▶ [EXERCISE BRIEF]
Quote all lines below exactly. Images stay out.

Entries from a dataset:
** BEGIN **
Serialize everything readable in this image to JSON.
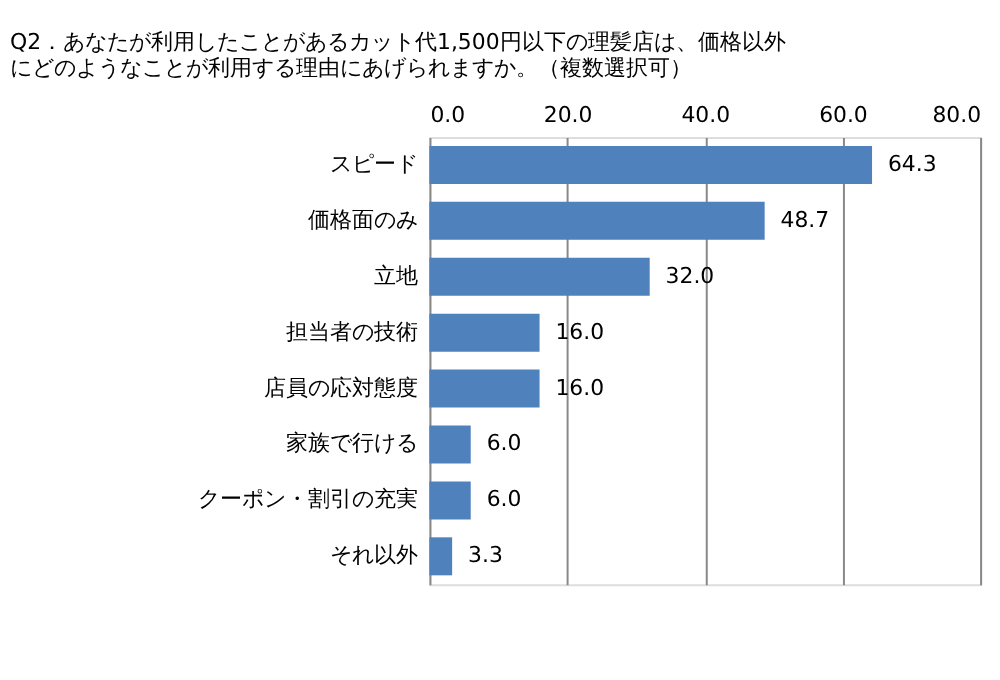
{
  "chart_data": {
    "type": "bar",
    "orientation": "horizontal",
    "title": "Q2．あなたが利用したことがあるカット代1,500円以下の理髪店は、価格以外にどのようなことが利用する理由にあげられますか。（複数選択可）",
    "categories": [
      "スピード",
      "価格面のみ",
      "立地",
      "担当者の技術",
      "店員の応対態度",
      "家族で行ける",
      "クーポン・割引の充実",
      "それ以外"
    ],
    "values": [
      64.3,
      48.7,
      32.0,
      16.0,
      16.0,
      6.0,
      6.0,
      3.3
    ],
    "value_labels": [
      "64.3",
      "48.7",
      "32.0",
      "16.0",
      "16.0",
      "6.0",
      "6.0",
      "3.3"
    ],
    "color": "#4f81bd",
    "grid": "x",
    "xlim": [
      0,
      80
    ],
    "xticks": [
      {
        "value": 0,
        "label": "0.0"
      },
      {
        "value": 20,
        "label": "20.0"
      },
      {
        "value": 40,
        "label": "40.0"
      },
      {
        "value": 60,
        "label": "60.0"
      },
      {
        "value": 80,
        "label": "80.0"
      }
    ]
  }
}
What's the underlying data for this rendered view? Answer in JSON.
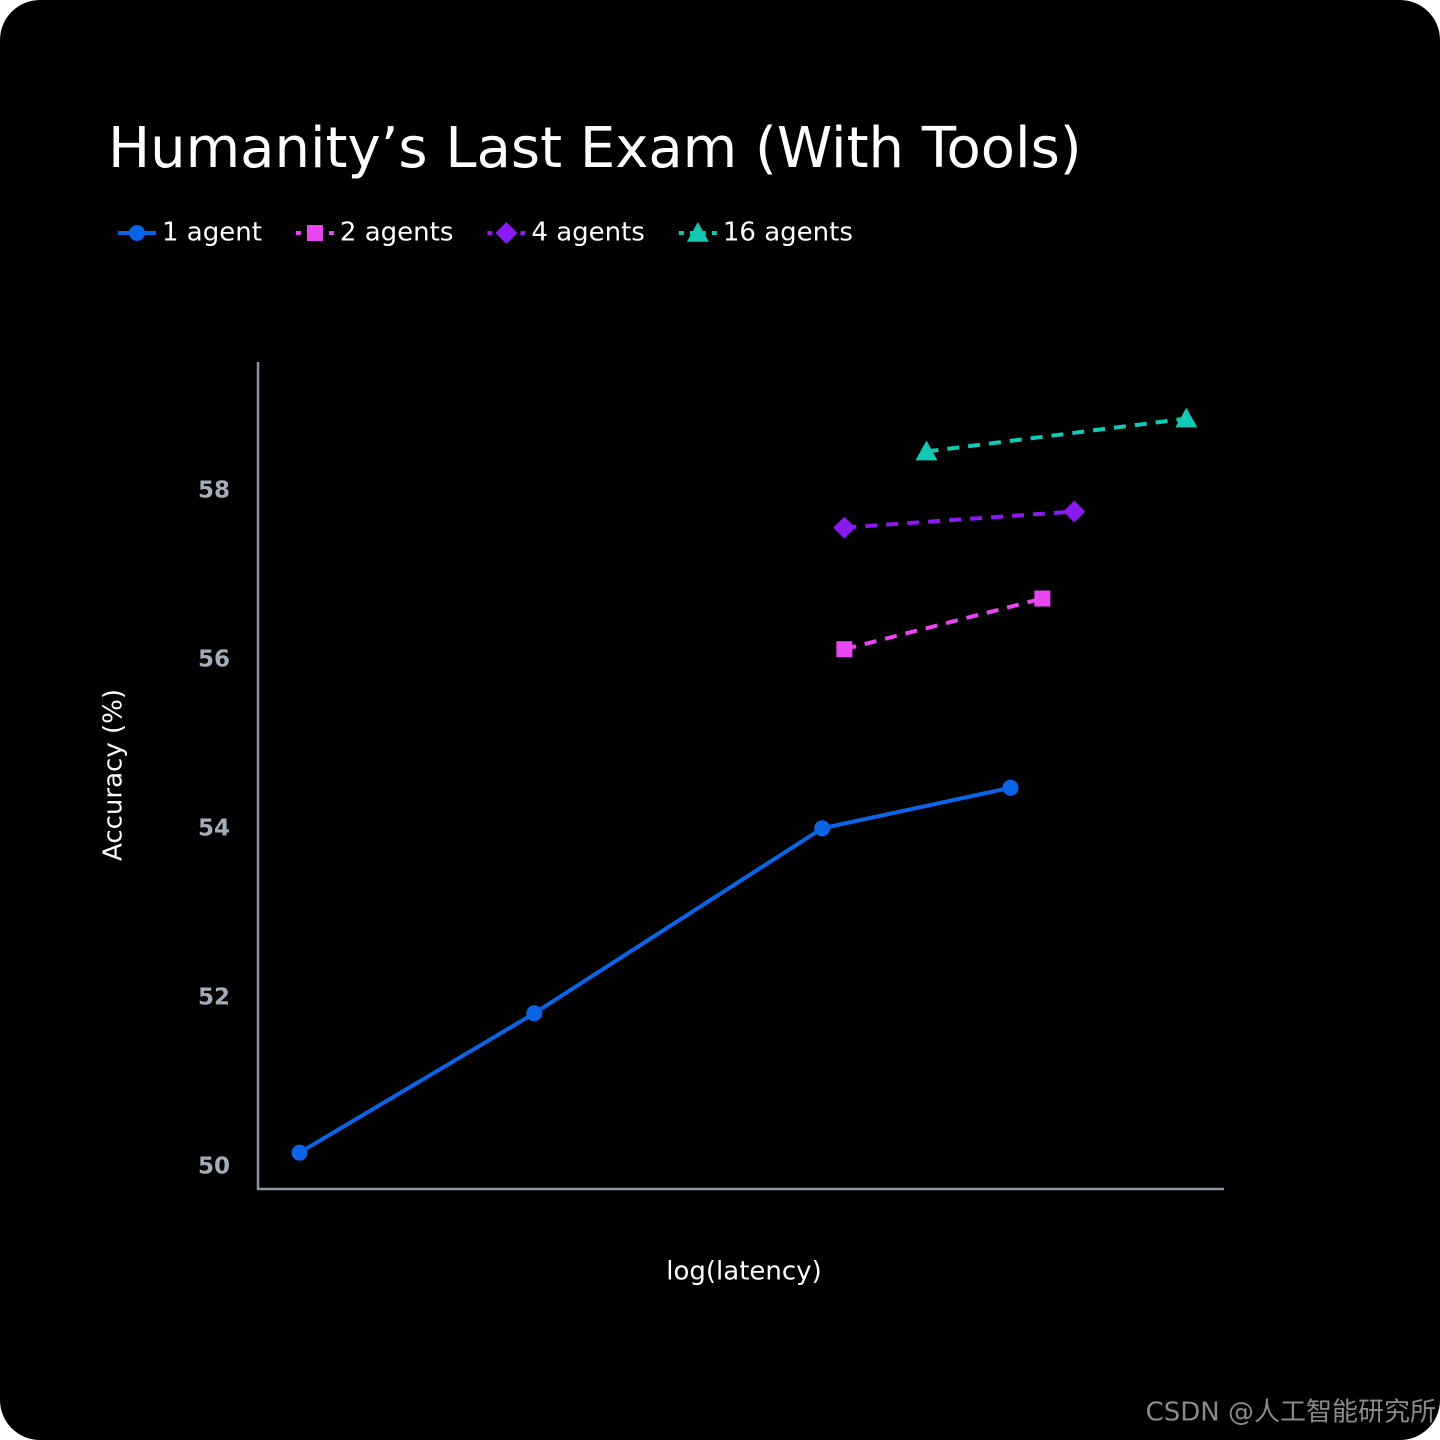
{
  "chart_data": {
    "type": "line",
    "title": "Humanity’s Last Exam (With Tools)",
    "xlabel": "log(latency)",
    "ylabel": "Accuracy (%)",
    "xlim": [
      0,
      100
    ],
    "ylim": [
      49.74,
      59.53
    ],
    "yticks": [
      50,
      52,
      54,
      56,
      58
    ],
    "grid": false,
    "legend": "top-left",
    "series": [
      {
        "name": "1 agent",
        "color": "#0a64e6",
        "marker": "circle",
        "dash": "solid",
        "x": [
          4.3,
          28.6,
          58.4,
          77.9
        ],
        "values": [
          50.17,
          51.82,
          54.01,
          54.49
        ]
      },
      {
        "name": "2 agents",
        "color": "#e945f0",
        "marker": "square",
        "dash": "dashed",
        "x": [
          60.7,
          81.2
        ],
        "values": [
          56.13,
          56.73
        ]
      },
      {
        "name": "4 agents",
        "color": "#8a19f2",
        "marker": "diamond",
        "dash": "dashed",
        "x": [
          60.7,
          84.5
        ],
        "values": [
          57.57,
          57.76
        ]
      },
      {
        "name": "16 agents",
        "color": "#12c9b4",
        "marker": "triangle",
        "dash": "dashed",
        "x": [
          69.2,
          96.1
        ],
        "values": [
          58.47,
          58.86
        ]
      }
    ],
    "watermark": "CSDN @人工智能研究所"
  }
}
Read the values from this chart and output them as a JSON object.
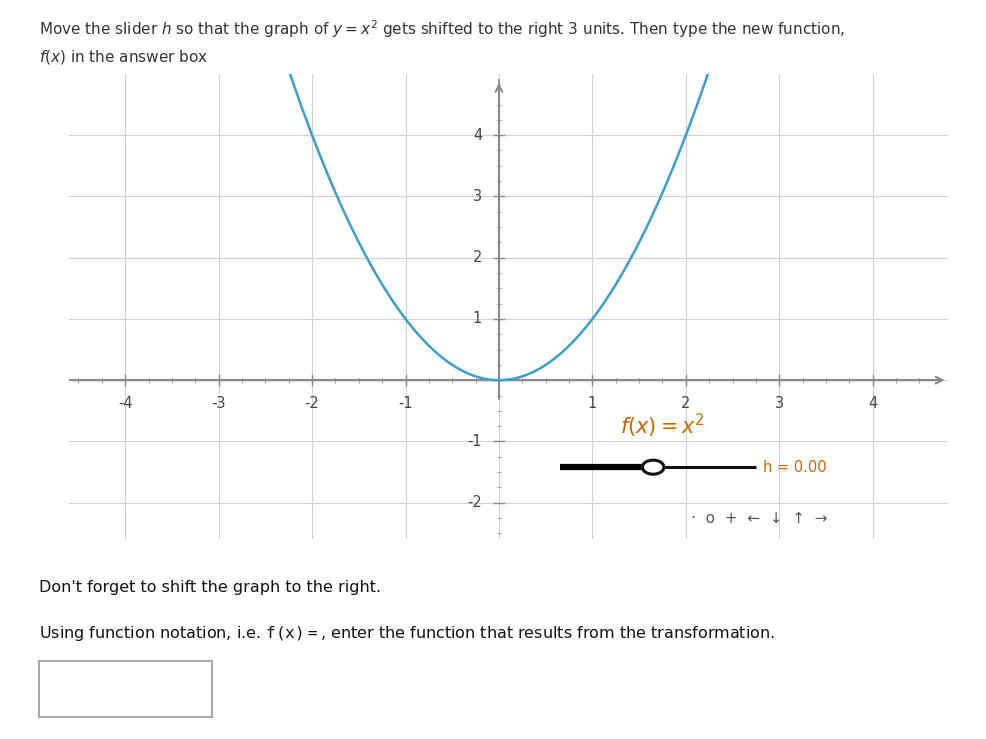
** END **
▶ [OUTPUT OF THE EXERCISE]
Serialize everything readable in this image to JSON.
{
  "chart_data": {
    "type": "bar",
    "orientation": "horizontal",
    "title": "Q2．あなたが利用したことがあるカット代1,500円以下の理髪店は、価格以外にどのようなことが利用する理由にあげられますか。（複数選択可）",
    "categories": [
      "スピード",
      "価格面のみ",
      "立地",
      "担当者の技術",
      "店員の応対態度",
      "家族で行ける",
      "クーポン・割引の充実",
      "それ以外"
    ],
    "values": [
      64.3,
      48.7,
      32.0,
      16.0,
      16.0,
      6.0,
      6.0,
      3.3
    ],
    "value_labels": [
      "64.3",
      "48.7",
      "32.0",
      "16.0",
      "16.0",
      "6.0",
      "6.0",
      "3.3"
    ],
    "color": "#4f81bd",
    "grid": "x",
    "xlim": [
      0,
      80
    ],
    "xticks": [
      {
        "value": 0,
        "label": "0.0"
      },
      {
        "value": 20,
        "label": "20.0"
      },
      {
        "value": 40,
        "label": "40.0"
      },
      {
        "value": 60,
        "label": "60.0"
      },
      {
        "value": 80,
        "label": "80.0"
      }
    ]
  }
}
What's the underlying data for this rendered view? Answer in JSON.
{
  "chart_data": {
    "type": "line",
    "title": "Humanity’s Last Exam (With Tools)",
    "xlabel": "log(latency)",
    "ylabel": "Accuracy (%)",
    "xlim": [
      0,
      100
    ],
    "ylim": [
      49.74,
      59.53
    ],
    "yticks": [
      50,
      52,
      54,
      56,
      58
    ],
    "grid": false,
    "legend": "top-left",
    "series": [
      {
        "name": "1 agent",
        "color": "#0a64e6",
        "marker": "circle",
        "dash": "solid",
        "x": [
          4.3,
          28.6,
          58.4,
          77.9
        ],
        "values": [
          50.17,
          51.82,
          54.01,
          54.49
        ]
      },
      {
        "name": "2 agents",
        "color": "#e945f0",
        "marker": "square",
        "dash": "dashed",
        "x": [
          60.7,
          81.2
        ],
        "values": [
          56.13,
          56.73
        ]
      },
      {
        "name": "4 agents",
        "color": "#8a19f2",
        "marker": "diamond",
        "dash": "dashed",
        "x": [
          60.7,
          84.5
        ],
        "values": [
          57.57,
          57.76
        ]
      },
      {
        "name": "16 agents",
        "color": "#12c9b4",
        "marker": "triangle",
        "dash": "dashed",
        "x": [
          69.2,
          96.1
        ],
        "values": [
          58.47,
          58.86
        ]
      }
    ],
    "watermark": "CSDN @人工智能研究所"
  }
}
Read the values from this chart and output them as a JSON object.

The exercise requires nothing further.